◆ To do
Pictures aside, repeat every entry exactly.

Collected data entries
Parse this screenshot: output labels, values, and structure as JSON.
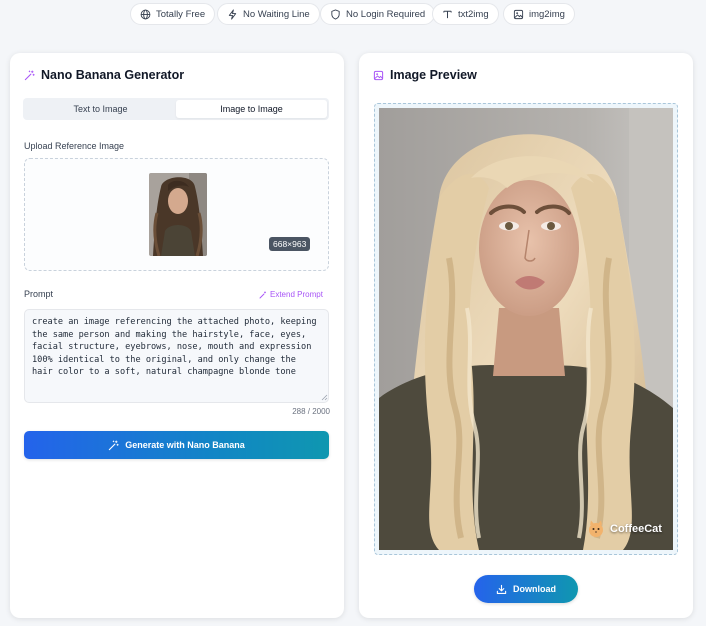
{
  "pills": [
    {
      "label": "Totally Free",
      "icon": "globe-icon"
    },
    {
      "label": "No Waiting Line",
      "icon": "lightning-icon"
    },
    {
      "label": "No Login Required",
      "icon": "shield-icon"
    },
    {
      "label": "txt2img",
      "icon": "text-icon"
    },
    {
      "label": "img2img",
      "icon": "image-icon"
    }
  ],
  "generator": {
    "title": "Nano Banana Generator",
    "tabs": [
      {
        "label": "Text to Image",
        "active": false
      },
      {
        "label": "Image to Image",
        "active": true
      }
    ],
    "upload_label": "Upload Reference Image",
    "image_dimensions": "668×963",
    "prompt_label": "Prompt",
    "extend_prompt": "Extend Prompt",
    "prompt_text": "create an image referencing the attached photo, keeping the same person and making the hairstyle, face, eyes, facial structure, eyebrows, nose, mouth and expression 100% identical to the original, and only change the hair color to a soft, natural champagne blonde tone",
    "char_count": "288 / 2000",
    "generate_button": "Generate with Nano Banana"
  },
  "preview": {
    "title": "Image Preview",
    "watermark": "CoffeeCat",
    "download_button": "Download"
  },
  "colors": {
    "accent_blue": "#2463eb",
    "accent_teal": "#0f97b0",
    "accent_purple": "#a855f7"
  }
}
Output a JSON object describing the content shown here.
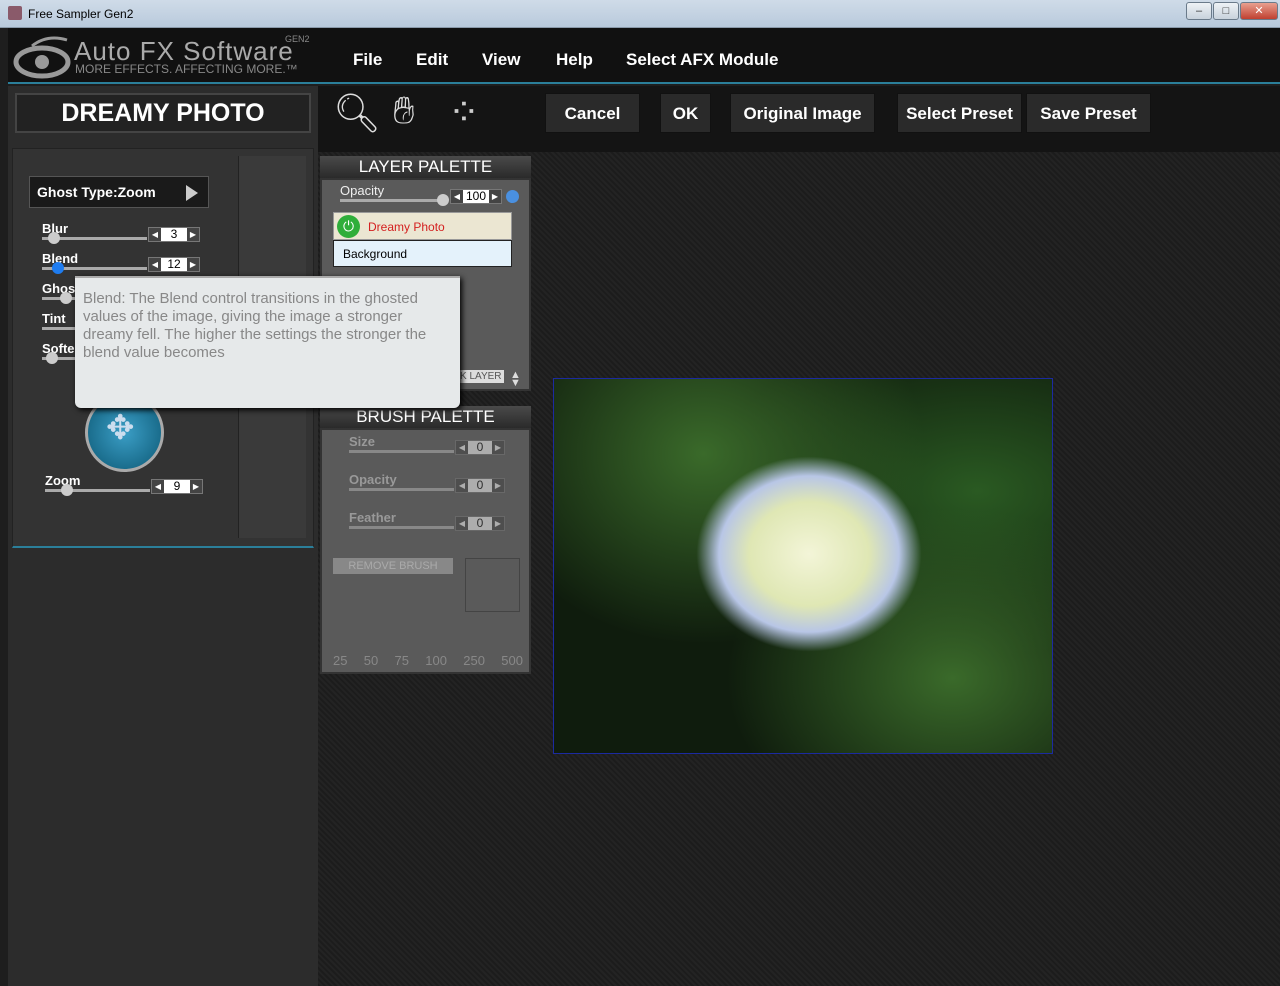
{
  "window": {
    "title": "Free Sampler Gen2",
    "minimize": "‒",
    "maximize": "□",
    "close": "✕"
  },
  "logo": {
    "brand": "Auto FX Software",
    "tagline": "MORE EFFECTS. AFFECTING MORE.™",
    "badge": "GEN2"
  },
  "menu": [
    "File",
    "Edit",
    "View",
    "Help",
    "Select AFX Module"
  ],
  "effect_title": "DREAMY PHOTO",
  "tools": [
    "zoom-tool",
    "hand-tool",
    "selection-tool"
  ],
  "buttons": {
    "cancel": "Cancel",
    "ok": "OK",
    "original": "Original Image",
    "select_preset": "Select Preset",
    "save_preset": "Save Preset"
  },
  "controls": {
    "ghost_type": "Ghost Type:Zoom",
    "sliders": [
      {
        "label": "Blur",
        "value": "3",
        "level": 0.08
      },
      {
        "label": "Blend",
        "value": "12",
        "level": 0.12
      },
      {
        "label": "Ghos",
        "value": "",
        "level": 0.2
      },
      {
        "label": "Tint",
        "value": "",
        "level": 0
      },
      {
        "label": "Softe",
        "value": "",
        "level": 0.1
      }
    ],
    "zoom": {
      "label": "Zoom",
      "value": "9",
      "level": 0.2
    }
  },
  "tooltip": "Blend: The Blend control transitions in the ghosted values of the image, giving the image a stronger dreamy fell. The higher the settings the stronger the blend value becomes",
  "layer_palette": {
    "title": "LAYER PALETTE",
    "opacity_label": "Opacity",
    "opacity_value": "100",
    "layers": [
      "Dreamy Photo",
      "Background"
    ],
    "layer_btn": "K LAYER"
  },
  "brush_palette": {
    "title": "BRUSH PALETTE",
    "sliders": [
      {
        "label": "Size",
        "value": "0"
      },
      {
        "label": "Opacity",
        "value": "0"
      },
      {
        "label": "Feather",
        "value": "0"
      }
    ],
    "remove": "REMOVE BRUSH",
    "sizes": [
      "25",
      "50",
      "75",
      "100",
      "250",
      "500"
    ]
  },
  "colors": {
    "accent": "#2b7f9a",
    "active_layer_text": "#d42020",
    "power_green": "#2fae3a"
  }
}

◆ Answer in full
Parse this screenshot: output labels, values, and structure as JSON.
{
  "pills": [
    {
      "label": "Totally Free",
      "icon": "globe-icon"
    },
    {
      "label": "No Waiting Line",
      "icon": "lightning-icon"
    },
    {
      "label": "No Login Required",
      "icon": "shield-icon"
    },
    {
      "label": "txt2img",
      "icon": "text-icon"
    },
    {
      "label": "img2img",
      "icon": "image-icon"
    }
  ],
  "generator": {
    "title": "Nano Banana Generator",
    "tabs": [
      {
        "label": "Text to Image",
        "active": false
      },
      {
        "label": "Image to Image",
        "active": true
      }
    ],
    "upload_label": "Upload Reference Image",
    "image_dimensions": "668×963",
    "prompt_label": "Prompt",
    "extend_prompt": "Extend Prompt",
    "prompt_text": "create an image referencing the attached photo, keeping the same person and making the hairstyle, face, eyes, facial structure, eyebrows, nose, mouth and expression 100% identical to the original, and only change the hair color to a soft, natural champagne blonde tone",
    "char_count": "288 / 2000",
    "generate_button": "Generate with Nano Banana"
  },
  "preview": {
    "title": "Image Preview",
    "watermark": "CoffeeCat",
    "download_button": "Download"
  },
  "colors": {
    "accent_blue": "#2463eb",
    "accent_teal": "#0f97b0",
    "accent_purple": "#a855f7"
  }
}
Output a JSON object describing the content shown here.
{
  "window": {
    "title": "Free Sampler Gen2",
    "minimize": "‒",
    "maximize": "□",
    "close": "✕"
  },
  "logo": {
    "brand": "Auto FX Software",
    "tagline": "MORE EFFECTS. AFFECTING MORE.™",
    "badge": "GEN2"
  },
  "menu": [
    "File",
    "Edit",
    "View",
    "Help",
    "Select AFX Module"
  ],
  "effect_title": "DREAMY PHOTO",
  "tools": [
    "zoom-tool",
    "hand-tool",
    "selection-tool"
  ],
  "buttons": {
    "cancel": "Cancel",
    "ok": "OK",
    "original": "Original Image",
    "select_preset": "Select Preset",
    "save_preset": "Save Preset"
  },
  "controls": {
    "ghost_type": "Ghost Type:Zoom",
    "sliders": [
      {
        "label": "Blur",
        "value": "3",
        "level": 0.08
      },
      {
        "label": "Blend",
        "value": "12",
        "level": 0.12
      },
      {
        "label": "Ghos",
        "value": "",
        "level": 0.2
      },
      {
        "label": "Tint",
        "value": "",
        "level": 0
      },
      {
        "label": "Softe",
        "value": "",
        "level": 0.1
      }
    ],
    "zoom": {
      "label": "Zoom",
      "value": "9",
      "level": 0.2
    }
  },
  "tooltip": "Blend: The Blend control transitions in the ghosted values of the image, giving the image a stronger dreamy fell. The higher the settings the stronger the blend value becomes",
  "layer_palette": {
    "title": "LAYER PALETTE",
    "opacity_label": "Opacity",
    "opacity_value": "100",
    "layers": [
      "Dreamy Photo",
      "Background"
    ],
    "layer_btn": "K LAYER"
  },
  "brush_palette": {
    "title": "BRUSH PALETTE",
    "sliders": [
      {
        "label": "Size",
        "value": "0"
      },
      {
        "label": "Opacity",
        "value": "0"
      },
      {
        "label": "Feather",
        "value": "0"
      }
    ],
    "remove": "REMOVE BRUSH",
    "sizes": [
      "25",
      "50",
      "75",
      "100",
      "250",
      "500"
    ]
  },
  "colors": {
    "accent": "#2b7f9a",
    "active_layer_text": "#d42020",
    "power_green": "#2fae3a"
  }
}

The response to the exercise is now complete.